_Exercise requirements:_ In the entries that follow, find the word "Coberto" and report each line it is on.

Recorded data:
***
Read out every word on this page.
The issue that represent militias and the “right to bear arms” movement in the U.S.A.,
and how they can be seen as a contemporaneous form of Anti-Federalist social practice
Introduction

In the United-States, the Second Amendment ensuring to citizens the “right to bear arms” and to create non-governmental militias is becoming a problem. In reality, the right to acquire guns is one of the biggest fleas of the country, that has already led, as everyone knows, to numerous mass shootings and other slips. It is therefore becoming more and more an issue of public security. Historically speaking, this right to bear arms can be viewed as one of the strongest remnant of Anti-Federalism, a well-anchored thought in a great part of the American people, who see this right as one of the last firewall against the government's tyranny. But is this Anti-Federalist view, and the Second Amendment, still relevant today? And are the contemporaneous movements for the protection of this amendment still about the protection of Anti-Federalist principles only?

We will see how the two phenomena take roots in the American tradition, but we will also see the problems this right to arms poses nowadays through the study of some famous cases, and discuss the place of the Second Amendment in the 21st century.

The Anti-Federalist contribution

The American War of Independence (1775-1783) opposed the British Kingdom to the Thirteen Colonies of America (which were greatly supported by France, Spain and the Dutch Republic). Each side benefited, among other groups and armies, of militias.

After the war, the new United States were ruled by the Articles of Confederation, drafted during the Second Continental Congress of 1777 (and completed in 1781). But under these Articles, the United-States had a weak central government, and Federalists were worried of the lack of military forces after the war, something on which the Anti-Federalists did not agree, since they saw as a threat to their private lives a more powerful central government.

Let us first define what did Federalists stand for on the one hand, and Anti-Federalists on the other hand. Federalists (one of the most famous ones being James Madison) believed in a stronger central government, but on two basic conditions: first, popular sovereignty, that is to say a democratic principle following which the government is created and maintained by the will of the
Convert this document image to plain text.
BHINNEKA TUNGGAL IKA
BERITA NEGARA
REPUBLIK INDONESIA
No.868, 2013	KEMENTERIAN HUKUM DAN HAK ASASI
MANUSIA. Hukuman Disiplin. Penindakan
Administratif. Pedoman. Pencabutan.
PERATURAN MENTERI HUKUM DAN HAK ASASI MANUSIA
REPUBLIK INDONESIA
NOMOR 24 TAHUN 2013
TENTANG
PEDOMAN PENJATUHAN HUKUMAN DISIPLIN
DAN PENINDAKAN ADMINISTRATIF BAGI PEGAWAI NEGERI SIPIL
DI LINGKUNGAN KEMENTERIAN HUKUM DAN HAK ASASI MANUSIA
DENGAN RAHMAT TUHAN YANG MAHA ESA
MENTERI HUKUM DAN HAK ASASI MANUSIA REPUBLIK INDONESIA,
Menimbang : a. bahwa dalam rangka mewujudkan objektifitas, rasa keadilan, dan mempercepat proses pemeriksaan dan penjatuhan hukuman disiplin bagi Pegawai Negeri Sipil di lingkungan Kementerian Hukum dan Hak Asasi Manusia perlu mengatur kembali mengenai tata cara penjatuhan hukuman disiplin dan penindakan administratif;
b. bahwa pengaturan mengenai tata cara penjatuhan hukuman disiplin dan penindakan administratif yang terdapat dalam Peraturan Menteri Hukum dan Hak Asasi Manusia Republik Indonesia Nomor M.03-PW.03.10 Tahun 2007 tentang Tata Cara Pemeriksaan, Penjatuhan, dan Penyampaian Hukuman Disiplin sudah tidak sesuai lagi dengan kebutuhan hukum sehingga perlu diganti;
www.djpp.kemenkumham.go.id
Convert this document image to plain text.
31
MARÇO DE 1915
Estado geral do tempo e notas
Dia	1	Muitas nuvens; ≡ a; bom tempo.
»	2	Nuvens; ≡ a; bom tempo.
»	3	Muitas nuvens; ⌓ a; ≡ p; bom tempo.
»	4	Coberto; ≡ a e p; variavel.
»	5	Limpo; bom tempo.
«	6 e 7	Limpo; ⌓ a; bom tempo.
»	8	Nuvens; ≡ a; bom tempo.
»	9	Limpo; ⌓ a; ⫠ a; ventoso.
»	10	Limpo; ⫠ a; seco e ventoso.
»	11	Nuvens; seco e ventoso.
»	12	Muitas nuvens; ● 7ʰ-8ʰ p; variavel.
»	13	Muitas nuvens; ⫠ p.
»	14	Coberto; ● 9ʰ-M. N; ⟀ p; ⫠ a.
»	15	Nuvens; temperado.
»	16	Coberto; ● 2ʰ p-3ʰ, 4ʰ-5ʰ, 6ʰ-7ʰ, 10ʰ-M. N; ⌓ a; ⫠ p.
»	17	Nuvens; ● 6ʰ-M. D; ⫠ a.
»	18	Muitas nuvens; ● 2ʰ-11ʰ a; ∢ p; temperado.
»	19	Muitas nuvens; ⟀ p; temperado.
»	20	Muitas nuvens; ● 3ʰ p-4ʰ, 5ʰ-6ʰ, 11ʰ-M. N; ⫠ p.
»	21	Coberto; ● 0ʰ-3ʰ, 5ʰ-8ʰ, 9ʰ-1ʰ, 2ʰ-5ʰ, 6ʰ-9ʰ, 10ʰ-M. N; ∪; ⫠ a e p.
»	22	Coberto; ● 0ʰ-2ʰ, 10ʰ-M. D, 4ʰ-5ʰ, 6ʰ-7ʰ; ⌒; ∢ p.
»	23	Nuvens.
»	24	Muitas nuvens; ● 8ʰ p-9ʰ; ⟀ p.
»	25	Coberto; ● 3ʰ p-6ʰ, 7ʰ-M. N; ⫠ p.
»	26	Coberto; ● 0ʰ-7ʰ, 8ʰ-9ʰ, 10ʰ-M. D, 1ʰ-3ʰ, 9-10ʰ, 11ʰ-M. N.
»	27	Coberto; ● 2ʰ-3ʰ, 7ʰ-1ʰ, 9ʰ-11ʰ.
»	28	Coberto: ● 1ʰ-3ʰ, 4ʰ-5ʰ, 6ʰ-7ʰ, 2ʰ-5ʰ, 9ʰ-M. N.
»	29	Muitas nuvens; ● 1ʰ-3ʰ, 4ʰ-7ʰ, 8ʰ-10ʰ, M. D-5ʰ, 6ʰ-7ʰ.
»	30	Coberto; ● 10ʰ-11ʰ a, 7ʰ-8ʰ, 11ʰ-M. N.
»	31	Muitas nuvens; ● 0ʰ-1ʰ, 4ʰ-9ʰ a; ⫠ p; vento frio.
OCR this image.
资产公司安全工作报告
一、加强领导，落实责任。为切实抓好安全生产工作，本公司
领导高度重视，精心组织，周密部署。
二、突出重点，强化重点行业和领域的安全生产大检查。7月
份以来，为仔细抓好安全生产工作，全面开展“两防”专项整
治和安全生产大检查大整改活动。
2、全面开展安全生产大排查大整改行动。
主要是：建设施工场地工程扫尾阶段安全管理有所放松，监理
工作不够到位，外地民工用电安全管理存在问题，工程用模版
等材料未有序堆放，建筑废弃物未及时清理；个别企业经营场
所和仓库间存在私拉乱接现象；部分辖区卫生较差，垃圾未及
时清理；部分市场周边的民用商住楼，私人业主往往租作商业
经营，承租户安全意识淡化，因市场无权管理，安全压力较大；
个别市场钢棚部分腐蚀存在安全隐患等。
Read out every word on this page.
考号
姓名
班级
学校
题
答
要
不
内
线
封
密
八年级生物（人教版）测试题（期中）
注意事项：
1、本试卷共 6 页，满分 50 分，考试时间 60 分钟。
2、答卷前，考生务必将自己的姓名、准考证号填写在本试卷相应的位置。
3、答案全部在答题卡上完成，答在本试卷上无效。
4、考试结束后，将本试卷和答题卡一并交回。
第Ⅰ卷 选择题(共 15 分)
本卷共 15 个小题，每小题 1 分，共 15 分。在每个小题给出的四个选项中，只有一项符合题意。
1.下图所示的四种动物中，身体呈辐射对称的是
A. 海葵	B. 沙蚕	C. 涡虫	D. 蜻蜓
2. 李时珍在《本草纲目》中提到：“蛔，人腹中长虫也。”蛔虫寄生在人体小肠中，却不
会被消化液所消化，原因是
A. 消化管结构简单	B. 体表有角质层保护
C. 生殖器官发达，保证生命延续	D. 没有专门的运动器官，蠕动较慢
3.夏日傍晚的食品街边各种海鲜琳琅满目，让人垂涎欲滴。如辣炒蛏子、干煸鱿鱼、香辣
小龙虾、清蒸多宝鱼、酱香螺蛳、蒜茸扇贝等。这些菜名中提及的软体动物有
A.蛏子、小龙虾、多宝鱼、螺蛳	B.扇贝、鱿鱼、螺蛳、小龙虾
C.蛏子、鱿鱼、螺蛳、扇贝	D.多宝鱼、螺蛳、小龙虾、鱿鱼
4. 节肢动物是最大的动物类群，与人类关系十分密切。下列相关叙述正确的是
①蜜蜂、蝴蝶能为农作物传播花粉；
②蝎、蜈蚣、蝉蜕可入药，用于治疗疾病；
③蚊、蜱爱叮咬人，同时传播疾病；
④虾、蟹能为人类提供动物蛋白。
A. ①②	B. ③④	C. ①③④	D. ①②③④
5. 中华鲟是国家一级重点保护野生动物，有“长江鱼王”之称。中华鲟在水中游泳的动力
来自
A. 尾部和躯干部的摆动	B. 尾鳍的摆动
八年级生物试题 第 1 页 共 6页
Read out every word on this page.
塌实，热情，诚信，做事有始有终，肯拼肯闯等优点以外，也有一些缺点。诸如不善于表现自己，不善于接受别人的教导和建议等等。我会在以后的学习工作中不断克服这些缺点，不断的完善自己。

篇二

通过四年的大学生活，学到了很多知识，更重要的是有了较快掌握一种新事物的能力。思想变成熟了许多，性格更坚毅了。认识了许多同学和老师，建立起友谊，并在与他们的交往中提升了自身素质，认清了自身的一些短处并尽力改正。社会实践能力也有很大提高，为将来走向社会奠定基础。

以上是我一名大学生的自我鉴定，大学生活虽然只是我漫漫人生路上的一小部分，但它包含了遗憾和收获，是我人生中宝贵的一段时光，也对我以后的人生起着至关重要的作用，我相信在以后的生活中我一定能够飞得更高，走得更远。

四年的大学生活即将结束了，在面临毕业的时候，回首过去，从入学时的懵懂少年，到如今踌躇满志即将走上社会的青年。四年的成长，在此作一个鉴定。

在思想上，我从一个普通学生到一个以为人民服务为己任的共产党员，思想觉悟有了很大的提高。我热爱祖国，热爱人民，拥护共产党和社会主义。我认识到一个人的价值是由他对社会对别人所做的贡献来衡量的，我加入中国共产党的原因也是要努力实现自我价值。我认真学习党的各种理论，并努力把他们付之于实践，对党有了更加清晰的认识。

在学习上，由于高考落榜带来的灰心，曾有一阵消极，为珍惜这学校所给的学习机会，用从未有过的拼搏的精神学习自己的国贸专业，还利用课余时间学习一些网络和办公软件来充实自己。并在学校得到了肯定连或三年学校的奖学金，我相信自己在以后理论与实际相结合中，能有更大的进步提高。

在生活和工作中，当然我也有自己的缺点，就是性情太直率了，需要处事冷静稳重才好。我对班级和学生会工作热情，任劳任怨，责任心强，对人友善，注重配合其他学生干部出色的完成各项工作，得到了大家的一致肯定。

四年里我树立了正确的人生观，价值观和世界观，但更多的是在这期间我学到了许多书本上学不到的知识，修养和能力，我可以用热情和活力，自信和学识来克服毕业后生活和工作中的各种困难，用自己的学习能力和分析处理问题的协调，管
***
_The response:_
»	4	Coberto; ≡ a e p; variavel.
»	14	Coberto; ● 9ʰ-M. N; ⟀ p; ⫠ a.
»	16	Coberto; ● 2ʰ p-3ʰ, 4ʰ-5ʰ, 6ʰ-7ʰ, 10ʰ-M. N; ⌓ a; ⫠ p.
»	21	Coberto; ● 0ʰ-3ʰ, 5ʰ-8ʰ, 9ʰ-1ʰ, 2ʰ-5ʰ, 6ʰ-9ʰ, 10ʰ-M. N; ∪; ⫠ a e p.
»	22	Coberto; ● 0ʰ-2ʰ, 10ʰ-M. D, 4ʰ-5ʰ, 6ʰ-7ʰ; ⌒; ∢ p.
»	25	Coberto; ● 3ʰ p-6ʰ, 7ʰ-M. N; ⫠ p.
»	26	Coberto; ● 0ʰ-7ʰ, 8ʰ-9ʰ, 10ʰ-M. D, 1ʰ-3ʰ, 9-10ʰ, 11ʰ-M. N.
»	27	Coberto; ● 2ʰ-3ʰ, 7ʰ-1ʰ, 9ʰ-11ʰ.
»	28	Coberto: ● 1ʰ-3ʰ, 4ʰ-5ʰ, 6ʰ-7ʰ, 2ʰ-5ʰ, 9ʰ-M. N.
»	30	Coberto; ● 10ʰ-11ʰ a, 7ʰ-8ʰ, 11ʰ-M. N.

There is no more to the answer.